Turn the data below, from the first line through the line with "circuit-wires xyxy=(61,107,559,504)", into a Markdown table with the columns Row and Line. Skip any blank lines.

--- Extracted information ---

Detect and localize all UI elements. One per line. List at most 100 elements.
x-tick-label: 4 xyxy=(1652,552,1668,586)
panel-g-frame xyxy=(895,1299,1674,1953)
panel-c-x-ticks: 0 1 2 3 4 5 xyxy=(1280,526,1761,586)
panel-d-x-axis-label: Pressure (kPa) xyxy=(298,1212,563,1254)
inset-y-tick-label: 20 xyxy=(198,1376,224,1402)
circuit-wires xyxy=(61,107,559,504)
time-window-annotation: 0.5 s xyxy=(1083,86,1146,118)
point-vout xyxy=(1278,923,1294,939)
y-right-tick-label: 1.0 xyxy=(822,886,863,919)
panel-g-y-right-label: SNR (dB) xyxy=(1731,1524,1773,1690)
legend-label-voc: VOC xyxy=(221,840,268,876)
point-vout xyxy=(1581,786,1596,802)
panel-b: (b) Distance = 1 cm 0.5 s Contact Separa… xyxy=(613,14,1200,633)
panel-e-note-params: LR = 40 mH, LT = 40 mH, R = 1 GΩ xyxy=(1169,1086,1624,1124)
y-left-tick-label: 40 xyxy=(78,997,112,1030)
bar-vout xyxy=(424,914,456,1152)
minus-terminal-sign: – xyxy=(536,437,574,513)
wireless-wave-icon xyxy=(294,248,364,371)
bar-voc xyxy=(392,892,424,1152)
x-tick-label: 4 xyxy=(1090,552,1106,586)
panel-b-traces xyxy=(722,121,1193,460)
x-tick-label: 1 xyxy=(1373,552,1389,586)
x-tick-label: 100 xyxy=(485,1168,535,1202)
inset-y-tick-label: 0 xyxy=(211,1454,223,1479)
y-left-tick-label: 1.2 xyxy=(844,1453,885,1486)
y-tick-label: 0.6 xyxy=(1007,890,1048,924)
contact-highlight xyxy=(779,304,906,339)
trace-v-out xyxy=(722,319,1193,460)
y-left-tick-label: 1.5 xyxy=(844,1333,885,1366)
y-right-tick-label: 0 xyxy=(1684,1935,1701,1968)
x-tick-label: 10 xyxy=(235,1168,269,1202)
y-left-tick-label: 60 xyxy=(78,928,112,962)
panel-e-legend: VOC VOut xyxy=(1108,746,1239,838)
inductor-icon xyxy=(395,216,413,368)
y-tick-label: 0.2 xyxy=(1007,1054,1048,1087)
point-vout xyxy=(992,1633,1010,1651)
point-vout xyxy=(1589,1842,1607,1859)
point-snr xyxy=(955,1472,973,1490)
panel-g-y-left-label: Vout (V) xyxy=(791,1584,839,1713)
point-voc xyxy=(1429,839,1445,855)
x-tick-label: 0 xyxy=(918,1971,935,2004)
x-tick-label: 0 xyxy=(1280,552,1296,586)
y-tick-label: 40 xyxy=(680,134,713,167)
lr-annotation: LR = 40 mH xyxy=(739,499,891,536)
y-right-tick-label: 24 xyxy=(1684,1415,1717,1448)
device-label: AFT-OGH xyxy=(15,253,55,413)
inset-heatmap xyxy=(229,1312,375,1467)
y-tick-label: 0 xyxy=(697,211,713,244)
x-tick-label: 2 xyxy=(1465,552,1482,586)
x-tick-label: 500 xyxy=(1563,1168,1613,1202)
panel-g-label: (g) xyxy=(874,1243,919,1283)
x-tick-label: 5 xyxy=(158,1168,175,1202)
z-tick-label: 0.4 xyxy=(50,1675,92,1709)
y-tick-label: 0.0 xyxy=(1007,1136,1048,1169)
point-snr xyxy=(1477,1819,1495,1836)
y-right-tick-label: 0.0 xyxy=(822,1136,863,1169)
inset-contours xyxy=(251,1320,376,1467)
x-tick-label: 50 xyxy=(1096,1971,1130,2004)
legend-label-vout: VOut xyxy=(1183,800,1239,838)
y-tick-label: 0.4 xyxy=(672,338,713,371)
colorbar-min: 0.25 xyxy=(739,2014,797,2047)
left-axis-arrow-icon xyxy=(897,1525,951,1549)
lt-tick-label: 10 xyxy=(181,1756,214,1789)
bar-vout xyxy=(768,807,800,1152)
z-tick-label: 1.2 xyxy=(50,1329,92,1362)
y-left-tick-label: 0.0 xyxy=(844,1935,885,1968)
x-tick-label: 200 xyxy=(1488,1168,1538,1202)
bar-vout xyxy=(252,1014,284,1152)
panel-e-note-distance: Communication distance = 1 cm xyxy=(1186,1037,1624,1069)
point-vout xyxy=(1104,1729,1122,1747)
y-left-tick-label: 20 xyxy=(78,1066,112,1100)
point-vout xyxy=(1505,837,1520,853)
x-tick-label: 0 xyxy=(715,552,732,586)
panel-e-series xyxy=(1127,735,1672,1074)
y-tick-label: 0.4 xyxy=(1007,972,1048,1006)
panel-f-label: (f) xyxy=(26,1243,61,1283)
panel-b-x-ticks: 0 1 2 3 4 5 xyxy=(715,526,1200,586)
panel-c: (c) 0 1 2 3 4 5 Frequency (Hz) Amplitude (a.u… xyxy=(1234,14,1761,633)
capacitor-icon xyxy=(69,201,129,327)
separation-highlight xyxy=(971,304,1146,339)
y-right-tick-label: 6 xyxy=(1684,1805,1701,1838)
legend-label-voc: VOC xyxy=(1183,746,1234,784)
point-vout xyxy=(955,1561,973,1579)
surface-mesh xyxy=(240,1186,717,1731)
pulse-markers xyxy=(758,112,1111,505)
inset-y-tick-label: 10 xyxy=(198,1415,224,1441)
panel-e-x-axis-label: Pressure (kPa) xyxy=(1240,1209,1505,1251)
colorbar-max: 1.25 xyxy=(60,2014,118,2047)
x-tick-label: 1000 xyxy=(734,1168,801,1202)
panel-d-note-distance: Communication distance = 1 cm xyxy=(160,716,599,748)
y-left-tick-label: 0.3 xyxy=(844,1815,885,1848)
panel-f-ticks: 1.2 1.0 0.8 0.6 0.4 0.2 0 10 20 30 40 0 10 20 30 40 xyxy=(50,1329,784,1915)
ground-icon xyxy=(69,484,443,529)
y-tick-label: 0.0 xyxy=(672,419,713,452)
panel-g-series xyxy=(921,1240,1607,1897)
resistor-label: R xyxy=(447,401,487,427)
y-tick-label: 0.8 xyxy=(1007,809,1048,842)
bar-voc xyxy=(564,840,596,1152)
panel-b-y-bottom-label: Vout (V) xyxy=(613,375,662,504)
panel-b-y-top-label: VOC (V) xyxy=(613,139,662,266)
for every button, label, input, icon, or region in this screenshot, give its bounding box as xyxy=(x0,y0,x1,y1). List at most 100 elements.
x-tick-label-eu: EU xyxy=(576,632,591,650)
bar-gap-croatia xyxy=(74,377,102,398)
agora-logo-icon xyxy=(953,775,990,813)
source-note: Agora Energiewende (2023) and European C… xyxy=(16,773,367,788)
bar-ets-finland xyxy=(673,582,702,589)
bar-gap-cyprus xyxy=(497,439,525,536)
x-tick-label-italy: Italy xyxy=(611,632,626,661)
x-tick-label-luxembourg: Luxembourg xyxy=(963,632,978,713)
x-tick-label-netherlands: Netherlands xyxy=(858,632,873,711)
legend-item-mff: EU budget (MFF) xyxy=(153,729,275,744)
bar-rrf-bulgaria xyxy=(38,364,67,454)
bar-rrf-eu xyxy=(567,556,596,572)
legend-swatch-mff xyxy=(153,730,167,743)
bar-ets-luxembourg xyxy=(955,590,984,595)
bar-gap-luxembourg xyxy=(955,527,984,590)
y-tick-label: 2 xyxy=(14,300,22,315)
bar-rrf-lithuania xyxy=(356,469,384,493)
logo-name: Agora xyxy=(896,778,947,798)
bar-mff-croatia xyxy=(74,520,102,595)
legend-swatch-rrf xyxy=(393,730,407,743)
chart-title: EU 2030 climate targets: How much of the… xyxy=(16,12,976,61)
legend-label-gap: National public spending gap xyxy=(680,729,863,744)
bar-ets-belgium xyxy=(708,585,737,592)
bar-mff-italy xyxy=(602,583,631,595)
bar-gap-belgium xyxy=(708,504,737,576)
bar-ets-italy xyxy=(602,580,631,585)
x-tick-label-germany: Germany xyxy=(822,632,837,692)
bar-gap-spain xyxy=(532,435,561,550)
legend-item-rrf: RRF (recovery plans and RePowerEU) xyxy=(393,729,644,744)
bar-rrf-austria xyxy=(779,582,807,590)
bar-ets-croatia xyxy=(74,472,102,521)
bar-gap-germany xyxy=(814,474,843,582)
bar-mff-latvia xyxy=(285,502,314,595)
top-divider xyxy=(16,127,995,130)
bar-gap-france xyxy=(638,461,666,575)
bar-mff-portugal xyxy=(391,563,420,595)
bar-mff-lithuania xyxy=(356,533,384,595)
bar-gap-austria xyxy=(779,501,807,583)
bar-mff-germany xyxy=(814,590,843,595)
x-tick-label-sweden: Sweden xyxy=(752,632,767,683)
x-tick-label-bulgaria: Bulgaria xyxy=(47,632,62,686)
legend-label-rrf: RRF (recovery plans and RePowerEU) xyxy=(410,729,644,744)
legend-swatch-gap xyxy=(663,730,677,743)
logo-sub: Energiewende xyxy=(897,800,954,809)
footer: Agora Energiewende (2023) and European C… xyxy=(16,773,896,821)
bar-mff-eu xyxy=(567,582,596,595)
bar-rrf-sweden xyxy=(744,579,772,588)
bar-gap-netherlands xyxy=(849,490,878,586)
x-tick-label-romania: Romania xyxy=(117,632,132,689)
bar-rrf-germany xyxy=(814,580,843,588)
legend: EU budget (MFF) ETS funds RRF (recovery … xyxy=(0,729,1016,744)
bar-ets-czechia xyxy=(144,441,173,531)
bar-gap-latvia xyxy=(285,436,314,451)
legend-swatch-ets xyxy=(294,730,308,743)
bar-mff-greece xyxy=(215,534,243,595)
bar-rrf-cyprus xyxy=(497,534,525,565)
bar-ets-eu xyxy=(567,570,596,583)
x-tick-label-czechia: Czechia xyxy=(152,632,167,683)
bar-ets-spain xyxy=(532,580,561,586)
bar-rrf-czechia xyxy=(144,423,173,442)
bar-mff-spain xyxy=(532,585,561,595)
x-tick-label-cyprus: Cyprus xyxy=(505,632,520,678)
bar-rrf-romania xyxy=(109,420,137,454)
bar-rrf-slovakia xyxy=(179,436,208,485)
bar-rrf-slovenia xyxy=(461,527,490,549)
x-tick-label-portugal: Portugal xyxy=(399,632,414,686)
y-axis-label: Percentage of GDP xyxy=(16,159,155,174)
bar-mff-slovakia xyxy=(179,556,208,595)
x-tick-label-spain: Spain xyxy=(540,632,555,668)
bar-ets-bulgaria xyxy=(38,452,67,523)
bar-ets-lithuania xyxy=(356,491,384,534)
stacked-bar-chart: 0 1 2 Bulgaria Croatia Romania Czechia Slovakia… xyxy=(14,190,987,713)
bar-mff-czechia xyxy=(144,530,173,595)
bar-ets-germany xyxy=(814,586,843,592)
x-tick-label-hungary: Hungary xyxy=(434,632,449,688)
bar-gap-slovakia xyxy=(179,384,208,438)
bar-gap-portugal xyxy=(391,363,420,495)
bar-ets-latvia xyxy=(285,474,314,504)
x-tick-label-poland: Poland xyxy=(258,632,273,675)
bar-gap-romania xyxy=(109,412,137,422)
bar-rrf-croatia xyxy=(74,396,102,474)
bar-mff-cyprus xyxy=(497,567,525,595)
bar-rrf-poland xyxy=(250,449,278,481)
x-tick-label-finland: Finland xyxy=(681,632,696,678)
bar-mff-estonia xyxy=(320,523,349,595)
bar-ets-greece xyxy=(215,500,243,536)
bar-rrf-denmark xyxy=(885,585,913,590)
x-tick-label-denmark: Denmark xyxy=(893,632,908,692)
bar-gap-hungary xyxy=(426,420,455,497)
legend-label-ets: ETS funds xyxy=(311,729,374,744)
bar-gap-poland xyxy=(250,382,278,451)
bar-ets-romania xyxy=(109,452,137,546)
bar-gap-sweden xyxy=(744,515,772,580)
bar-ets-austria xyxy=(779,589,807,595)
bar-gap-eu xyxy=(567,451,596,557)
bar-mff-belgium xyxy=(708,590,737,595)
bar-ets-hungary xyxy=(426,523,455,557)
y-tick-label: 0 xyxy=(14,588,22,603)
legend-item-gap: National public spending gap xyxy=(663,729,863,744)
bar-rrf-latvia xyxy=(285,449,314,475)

---

Response –
| Row | Line |
|---|---|
| 1 | Detect and localize all UI elements. One per line. List at most 100 elements. |
| 2 | x-tick-label: 4 xyxy=(1652,552,1668,586) |
| 3 | panel-g-frame xyxy=(895,1299,1674,1953) |
| 4 | panel-c-x-ticks: 0 1 2 3 4 5 xyxy=(1280,526,1761,586) |
| 5 | panel-d-x-axis-label: Pressure (kPa) xyxy=(298,1212,563,1254) |
| 6 | inset-y-tick-label: 20 xyxy=(198,1376,224,1402) |
| 7 | circuit-wires xyxy=(61,107,559,504) |